» **Prompt**: Every line holding the string "einem" should be gathered.

» **Some records**:
· · · · ·
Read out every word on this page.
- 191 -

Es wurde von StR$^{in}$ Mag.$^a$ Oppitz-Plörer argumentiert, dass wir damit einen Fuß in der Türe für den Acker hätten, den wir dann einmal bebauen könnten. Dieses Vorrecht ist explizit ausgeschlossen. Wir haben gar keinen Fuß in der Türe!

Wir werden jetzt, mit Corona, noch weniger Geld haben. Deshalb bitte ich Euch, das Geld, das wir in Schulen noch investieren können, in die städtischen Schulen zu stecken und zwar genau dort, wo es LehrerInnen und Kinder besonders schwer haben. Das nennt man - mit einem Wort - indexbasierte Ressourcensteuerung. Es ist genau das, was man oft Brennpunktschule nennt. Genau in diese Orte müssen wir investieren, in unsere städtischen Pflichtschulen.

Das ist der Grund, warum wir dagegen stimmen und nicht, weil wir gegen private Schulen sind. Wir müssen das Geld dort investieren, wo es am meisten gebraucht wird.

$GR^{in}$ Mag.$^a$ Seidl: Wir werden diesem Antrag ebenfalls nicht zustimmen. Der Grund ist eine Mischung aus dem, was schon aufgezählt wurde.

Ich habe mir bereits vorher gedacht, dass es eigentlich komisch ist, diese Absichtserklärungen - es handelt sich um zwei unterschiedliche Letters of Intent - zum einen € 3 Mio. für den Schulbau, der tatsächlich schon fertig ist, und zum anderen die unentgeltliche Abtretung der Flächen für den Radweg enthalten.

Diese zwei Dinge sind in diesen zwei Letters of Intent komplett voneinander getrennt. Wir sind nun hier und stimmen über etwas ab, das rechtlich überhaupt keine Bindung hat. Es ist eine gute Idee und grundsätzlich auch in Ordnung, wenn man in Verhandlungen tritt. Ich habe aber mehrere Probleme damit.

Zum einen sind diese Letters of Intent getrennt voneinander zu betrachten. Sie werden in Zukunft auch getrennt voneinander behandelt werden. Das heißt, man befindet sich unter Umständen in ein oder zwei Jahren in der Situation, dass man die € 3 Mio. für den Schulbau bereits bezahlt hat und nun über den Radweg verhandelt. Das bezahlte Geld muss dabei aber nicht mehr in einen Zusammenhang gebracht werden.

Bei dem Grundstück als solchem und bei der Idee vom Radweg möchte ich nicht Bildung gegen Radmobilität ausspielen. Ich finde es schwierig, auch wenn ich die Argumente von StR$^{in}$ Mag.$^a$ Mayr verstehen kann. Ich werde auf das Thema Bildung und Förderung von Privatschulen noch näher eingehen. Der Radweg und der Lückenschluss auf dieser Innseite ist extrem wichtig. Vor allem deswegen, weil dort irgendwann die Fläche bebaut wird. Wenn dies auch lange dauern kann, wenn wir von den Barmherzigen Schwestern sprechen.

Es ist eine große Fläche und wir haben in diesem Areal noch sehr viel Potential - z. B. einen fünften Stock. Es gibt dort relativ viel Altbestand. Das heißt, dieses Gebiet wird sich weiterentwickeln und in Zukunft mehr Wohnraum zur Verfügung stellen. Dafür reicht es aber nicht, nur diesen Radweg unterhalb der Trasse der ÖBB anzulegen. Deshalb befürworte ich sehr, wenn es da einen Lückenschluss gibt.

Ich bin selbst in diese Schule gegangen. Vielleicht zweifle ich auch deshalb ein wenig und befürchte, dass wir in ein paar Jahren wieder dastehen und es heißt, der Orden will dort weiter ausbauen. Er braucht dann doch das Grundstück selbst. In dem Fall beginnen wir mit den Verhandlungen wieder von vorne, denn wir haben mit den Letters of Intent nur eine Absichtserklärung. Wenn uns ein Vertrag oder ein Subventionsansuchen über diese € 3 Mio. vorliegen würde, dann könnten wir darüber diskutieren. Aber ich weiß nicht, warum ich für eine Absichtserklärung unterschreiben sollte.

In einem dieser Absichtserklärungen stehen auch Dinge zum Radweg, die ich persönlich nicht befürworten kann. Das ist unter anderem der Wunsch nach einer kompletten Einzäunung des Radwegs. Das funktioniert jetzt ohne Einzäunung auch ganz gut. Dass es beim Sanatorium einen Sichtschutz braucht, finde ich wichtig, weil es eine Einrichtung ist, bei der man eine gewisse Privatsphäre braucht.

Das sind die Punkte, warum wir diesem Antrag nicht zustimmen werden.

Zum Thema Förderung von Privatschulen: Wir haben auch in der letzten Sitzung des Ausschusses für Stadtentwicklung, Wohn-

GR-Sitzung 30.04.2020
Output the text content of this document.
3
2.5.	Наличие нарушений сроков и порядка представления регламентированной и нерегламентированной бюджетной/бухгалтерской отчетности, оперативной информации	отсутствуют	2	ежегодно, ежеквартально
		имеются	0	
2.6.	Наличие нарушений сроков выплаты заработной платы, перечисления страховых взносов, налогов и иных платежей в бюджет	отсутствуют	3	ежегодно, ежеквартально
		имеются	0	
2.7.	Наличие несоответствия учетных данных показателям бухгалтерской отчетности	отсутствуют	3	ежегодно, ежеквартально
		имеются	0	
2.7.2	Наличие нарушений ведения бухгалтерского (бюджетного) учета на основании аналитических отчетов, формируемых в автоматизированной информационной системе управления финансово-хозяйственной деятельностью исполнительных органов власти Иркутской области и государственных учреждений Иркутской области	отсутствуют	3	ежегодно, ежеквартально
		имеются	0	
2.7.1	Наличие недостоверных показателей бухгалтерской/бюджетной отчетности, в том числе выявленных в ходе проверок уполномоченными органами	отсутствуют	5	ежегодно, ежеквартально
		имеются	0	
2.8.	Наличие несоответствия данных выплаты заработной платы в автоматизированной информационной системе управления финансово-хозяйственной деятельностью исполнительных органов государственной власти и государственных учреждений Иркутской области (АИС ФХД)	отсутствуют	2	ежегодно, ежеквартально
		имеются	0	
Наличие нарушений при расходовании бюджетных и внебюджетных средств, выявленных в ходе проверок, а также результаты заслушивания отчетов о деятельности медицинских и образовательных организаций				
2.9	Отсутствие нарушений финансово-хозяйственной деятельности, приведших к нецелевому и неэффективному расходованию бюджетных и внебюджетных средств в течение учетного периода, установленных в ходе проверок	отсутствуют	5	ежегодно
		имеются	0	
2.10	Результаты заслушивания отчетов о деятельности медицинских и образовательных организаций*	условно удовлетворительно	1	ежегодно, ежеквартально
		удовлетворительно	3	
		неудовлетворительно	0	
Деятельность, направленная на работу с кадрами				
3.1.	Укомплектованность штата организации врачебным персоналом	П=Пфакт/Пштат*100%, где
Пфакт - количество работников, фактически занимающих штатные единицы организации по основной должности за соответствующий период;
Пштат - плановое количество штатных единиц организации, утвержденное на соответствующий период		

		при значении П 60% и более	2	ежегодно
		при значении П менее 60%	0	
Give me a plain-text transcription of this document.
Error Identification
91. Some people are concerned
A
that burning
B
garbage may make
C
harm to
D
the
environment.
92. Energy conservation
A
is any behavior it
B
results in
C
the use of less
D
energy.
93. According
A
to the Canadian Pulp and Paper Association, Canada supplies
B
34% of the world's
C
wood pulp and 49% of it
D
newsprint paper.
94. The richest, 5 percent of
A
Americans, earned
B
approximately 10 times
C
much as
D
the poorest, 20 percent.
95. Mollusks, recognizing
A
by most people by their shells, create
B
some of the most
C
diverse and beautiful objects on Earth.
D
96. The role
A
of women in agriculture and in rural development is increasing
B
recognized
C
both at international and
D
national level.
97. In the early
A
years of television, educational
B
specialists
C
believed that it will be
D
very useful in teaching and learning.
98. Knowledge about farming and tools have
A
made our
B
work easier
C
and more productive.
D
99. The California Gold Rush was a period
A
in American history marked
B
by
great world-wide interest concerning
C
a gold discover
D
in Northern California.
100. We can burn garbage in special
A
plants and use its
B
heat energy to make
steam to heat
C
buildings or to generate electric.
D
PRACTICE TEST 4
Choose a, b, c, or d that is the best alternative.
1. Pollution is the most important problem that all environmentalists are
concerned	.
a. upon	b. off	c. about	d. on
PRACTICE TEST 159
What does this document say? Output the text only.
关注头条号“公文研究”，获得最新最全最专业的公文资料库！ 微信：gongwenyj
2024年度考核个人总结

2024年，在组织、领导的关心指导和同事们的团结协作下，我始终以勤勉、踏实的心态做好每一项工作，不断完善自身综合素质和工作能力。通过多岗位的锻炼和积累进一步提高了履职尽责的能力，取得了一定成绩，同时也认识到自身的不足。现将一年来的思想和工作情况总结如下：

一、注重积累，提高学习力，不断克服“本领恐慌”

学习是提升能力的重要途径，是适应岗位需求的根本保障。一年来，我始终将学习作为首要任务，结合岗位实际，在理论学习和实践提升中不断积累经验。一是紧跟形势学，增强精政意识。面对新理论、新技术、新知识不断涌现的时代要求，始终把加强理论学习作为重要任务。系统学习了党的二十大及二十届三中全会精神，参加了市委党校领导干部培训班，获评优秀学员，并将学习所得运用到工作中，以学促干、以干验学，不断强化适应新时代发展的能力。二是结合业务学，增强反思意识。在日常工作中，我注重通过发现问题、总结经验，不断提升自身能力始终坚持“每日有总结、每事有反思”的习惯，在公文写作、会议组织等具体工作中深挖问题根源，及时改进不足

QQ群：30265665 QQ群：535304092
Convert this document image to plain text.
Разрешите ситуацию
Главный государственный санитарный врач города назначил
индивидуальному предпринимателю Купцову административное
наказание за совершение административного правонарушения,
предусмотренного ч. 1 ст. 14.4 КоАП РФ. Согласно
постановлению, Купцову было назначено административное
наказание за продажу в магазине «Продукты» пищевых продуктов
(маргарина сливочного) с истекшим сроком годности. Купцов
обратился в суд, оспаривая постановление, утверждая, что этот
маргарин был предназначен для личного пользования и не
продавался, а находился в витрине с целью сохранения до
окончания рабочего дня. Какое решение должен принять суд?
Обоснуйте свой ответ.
· · · · ·
» **The result**:
Wir werden jetzt, mit Corona, noch weniger Geld haben. Deshalb bitte ich Euch, das Geld, das wir in Schulen noch investieren können, in die städtischen Schulen zu stecken und zwar genau dort, wo es LehrerInnen und Kinder besonders schwer haben. Das nennt man - mit einem Wort - indexbasierte Ressourcensteuerung. Es ist genau das, was man oft Brennpunktschule nennt. Genau in diese Orte müssen wir investieren, in unsere städtischen Pflichtschulen.
In einem dieser Absichtserklärungen stehen auch Dinge zum Radweg, die ich persönlich nicht befürworten kann. Das ist unter anderem der Wunsch nach einer kompletten Einzäunung des Radwegs. Das funktioniert jetzt ohne Einzäunung auch ganz gut. Dass es beim Sanatorium einen Sichtschutz braucht, finde ich wichtig, weil es eine Einrichtung ist, bei der man eine gewisse Privatsphäre braucht.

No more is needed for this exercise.